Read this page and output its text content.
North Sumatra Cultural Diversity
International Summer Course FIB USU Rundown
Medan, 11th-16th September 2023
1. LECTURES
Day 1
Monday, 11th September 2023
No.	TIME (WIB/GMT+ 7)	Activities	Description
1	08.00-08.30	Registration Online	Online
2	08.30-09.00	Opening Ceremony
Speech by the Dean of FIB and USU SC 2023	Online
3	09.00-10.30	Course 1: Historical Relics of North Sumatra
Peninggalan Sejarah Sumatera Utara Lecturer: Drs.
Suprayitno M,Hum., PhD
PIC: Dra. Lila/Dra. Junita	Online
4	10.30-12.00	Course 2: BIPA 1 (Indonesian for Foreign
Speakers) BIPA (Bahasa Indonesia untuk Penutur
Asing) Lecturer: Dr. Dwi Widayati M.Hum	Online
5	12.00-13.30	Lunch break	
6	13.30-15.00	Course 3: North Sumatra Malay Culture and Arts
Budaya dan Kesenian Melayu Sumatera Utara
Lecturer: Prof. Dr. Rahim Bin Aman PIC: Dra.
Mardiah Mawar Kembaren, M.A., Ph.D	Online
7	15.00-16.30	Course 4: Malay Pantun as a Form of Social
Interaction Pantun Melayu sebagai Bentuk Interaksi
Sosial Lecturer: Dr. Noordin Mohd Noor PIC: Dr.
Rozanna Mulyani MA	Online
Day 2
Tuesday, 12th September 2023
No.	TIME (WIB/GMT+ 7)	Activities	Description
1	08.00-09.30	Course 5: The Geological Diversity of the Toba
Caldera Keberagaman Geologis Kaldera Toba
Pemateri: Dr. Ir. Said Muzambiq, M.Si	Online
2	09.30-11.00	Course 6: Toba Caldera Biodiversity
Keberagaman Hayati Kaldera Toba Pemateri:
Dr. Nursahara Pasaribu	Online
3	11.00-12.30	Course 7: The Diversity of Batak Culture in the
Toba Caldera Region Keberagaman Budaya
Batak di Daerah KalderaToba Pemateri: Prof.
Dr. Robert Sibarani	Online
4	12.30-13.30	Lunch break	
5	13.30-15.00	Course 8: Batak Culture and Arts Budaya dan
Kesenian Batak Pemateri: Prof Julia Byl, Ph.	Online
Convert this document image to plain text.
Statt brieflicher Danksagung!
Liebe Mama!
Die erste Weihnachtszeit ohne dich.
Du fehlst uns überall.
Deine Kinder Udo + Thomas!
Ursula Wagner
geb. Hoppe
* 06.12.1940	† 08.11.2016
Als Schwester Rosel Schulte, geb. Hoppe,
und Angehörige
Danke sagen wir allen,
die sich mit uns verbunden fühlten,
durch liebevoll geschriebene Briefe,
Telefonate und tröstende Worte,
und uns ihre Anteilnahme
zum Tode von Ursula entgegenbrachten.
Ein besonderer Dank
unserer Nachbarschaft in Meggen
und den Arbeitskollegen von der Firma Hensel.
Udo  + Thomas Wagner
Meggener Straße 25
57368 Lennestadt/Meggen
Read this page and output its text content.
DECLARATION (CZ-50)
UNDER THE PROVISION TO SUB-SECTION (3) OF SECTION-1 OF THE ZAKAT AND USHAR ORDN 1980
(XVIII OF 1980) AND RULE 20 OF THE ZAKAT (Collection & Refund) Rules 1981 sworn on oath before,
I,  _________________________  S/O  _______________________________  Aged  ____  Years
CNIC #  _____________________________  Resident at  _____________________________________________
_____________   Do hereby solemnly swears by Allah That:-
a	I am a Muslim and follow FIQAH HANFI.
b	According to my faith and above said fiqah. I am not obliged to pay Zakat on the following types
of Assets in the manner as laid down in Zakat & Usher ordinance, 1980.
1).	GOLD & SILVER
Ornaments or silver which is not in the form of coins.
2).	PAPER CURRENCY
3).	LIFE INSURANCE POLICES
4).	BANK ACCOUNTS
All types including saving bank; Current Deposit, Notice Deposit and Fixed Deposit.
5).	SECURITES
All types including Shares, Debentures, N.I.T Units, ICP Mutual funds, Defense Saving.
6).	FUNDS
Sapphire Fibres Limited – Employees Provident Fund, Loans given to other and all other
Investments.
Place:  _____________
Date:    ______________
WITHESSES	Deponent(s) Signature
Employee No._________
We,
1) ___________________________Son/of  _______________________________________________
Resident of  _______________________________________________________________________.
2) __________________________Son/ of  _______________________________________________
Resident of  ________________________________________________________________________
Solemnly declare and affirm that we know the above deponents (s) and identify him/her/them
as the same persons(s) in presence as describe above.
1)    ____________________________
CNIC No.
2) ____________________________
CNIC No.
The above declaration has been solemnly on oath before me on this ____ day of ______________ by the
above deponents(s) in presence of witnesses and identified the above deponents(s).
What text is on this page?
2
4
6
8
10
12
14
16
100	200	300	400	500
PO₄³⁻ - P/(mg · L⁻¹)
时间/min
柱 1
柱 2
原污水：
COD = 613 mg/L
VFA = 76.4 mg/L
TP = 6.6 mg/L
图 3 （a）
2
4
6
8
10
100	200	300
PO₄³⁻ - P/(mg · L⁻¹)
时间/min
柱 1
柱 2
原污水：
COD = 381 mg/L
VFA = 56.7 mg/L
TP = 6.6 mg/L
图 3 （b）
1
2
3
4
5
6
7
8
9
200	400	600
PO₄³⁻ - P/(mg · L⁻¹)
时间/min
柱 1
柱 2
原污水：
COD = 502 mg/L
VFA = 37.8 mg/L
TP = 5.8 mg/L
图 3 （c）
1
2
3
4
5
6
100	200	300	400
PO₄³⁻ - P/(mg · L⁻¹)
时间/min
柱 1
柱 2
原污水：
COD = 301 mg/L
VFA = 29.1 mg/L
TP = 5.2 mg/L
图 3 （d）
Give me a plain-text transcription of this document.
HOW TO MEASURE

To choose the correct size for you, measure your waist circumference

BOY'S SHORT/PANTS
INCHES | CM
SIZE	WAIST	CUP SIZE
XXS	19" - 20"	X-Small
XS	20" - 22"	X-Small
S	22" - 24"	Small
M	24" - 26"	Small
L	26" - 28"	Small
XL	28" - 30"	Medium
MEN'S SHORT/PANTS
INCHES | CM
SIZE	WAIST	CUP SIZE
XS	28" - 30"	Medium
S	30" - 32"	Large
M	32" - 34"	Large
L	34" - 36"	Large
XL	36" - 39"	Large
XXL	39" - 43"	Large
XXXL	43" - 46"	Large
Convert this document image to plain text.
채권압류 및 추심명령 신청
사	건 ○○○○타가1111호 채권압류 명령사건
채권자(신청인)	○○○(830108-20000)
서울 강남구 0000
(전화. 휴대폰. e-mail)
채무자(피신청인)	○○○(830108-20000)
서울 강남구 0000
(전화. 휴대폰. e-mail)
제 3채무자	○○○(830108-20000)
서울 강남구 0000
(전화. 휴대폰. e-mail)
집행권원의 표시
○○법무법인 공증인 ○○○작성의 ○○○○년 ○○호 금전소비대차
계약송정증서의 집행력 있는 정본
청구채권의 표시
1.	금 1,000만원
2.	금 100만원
━━━━━━━━━━━━━━━━━━━━━━━━━━━━━━
▸ Written instruction
Each line in the data that holds the string "Course" should be found and copied.

▸ Result
International Summer Course FIB USU Rundown
3	09.00-10.30	Course 1: Historical Relics of North Sumatra
4	10.30-12.00	Course 2: BIPA 1 (Indonesian for Foreign
6	13.30-15.00	Course 3: North Sumatra Malay Culture and Arts
7	15.00-16.30	Course 4: Malay Pantun as a Form of Social
1	08.00-09.30	Course 5: The Geological Diversity of the Toba
2	09.30-11.00	Course 6: Toba Caldera Biodiversity
3	11.00-12.30	Course 7: The Diversity of Batak Culture in the
5	13.30-15.00	Course 8: Batak Culture and Arts Budaya dan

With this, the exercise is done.